MATERIAL SHOWN »

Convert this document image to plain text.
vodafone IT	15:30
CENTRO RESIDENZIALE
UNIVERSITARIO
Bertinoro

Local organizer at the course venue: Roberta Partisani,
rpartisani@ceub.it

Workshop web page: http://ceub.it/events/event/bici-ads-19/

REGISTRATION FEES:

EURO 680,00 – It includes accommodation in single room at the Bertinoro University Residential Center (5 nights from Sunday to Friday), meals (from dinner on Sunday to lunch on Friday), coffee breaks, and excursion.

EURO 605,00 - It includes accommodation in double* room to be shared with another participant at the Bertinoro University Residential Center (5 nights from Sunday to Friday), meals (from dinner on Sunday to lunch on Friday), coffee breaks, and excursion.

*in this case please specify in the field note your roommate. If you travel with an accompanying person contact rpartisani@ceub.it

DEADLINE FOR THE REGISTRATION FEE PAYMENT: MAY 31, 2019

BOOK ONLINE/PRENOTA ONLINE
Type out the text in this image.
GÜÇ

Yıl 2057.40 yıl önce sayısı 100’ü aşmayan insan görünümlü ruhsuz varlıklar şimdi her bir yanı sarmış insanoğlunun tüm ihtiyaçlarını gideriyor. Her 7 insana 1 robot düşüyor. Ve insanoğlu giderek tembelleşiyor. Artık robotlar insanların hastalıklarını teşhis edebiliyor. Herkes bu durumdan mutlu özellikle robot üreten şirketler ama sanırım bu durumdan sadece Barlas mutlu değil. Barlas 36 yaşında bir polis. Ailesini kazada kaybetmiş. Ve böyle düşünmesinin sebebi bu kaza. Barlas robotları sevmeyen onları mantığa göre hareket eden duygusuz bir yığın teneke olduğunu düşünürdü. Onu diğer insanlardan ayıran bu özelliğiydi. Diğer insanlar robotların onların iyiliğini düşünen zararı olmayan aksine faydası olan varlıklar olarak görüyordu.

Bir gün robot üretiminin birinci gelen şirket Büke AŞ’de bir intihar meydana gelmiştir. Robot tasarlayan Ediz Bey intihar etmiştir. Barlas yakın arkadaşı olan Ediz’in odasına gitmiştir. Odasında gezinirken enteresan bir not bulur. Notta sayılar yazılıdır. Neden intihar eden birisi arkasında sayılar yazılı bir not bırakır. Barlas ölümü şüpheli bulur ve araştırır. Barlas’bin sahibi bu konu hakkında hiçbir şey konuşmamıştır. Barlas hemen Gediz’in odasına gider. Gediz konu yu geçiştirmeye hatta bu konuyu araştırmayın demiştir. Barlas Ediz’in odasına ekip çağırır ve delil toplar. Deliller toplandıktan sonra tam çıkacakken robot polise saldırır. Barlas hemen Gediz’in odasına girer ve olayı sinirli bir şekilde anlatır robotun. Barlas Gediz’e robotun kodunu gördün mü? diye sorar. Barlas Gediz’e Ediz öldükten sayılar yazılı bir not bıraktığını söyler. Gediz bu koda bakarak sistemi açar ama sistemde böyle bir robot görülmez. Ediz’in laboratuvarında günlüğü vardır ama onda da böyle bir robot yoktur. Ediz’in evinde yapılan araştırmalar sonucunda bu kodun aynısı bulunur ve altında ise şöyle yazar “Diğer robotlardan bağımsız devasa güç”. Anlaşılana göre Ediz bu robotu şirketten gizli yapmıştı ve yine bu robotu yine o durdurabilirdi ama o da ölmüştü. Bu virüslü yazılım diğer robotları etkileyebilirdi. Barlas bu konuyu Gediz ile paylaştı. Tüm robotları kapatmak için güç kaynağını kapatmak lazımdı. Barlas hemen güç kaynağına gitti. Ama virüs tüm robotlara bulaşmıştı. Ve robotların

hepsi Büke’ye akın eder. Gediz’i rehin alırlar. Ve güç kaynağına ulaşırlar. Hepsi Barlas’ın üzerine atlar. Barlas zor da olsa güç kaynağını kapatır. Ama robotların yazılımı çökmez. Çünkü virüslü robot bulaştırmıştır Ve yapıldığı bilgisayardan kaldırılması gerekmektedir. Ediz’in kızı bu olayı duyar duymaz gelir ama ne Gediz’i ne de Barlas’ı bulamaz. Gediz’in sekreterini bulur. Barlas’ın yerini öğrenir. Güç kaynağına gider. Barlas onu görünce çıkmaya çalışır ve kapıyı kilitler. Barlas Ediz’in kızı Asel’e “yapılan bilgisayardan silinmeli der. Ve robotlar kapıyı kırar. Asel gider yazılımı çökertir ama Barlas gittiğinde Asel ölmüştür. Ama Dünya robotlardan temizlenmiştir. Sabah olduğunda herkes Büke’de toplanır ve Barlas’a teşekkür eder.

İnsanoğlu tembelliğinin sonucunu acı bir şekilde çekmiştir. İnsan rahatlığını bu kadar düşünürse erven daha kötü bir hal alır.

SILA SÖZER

EXERCISE AIM »
In the entries above, find every line with the word "this" and list it.

EXPECTED ANSWER »
Convert this document image to plain text.
*in this case please specify in the field note your roommate. If you travel with an accompanying person contact rpartisani@ceub.it
Type out the text in this image.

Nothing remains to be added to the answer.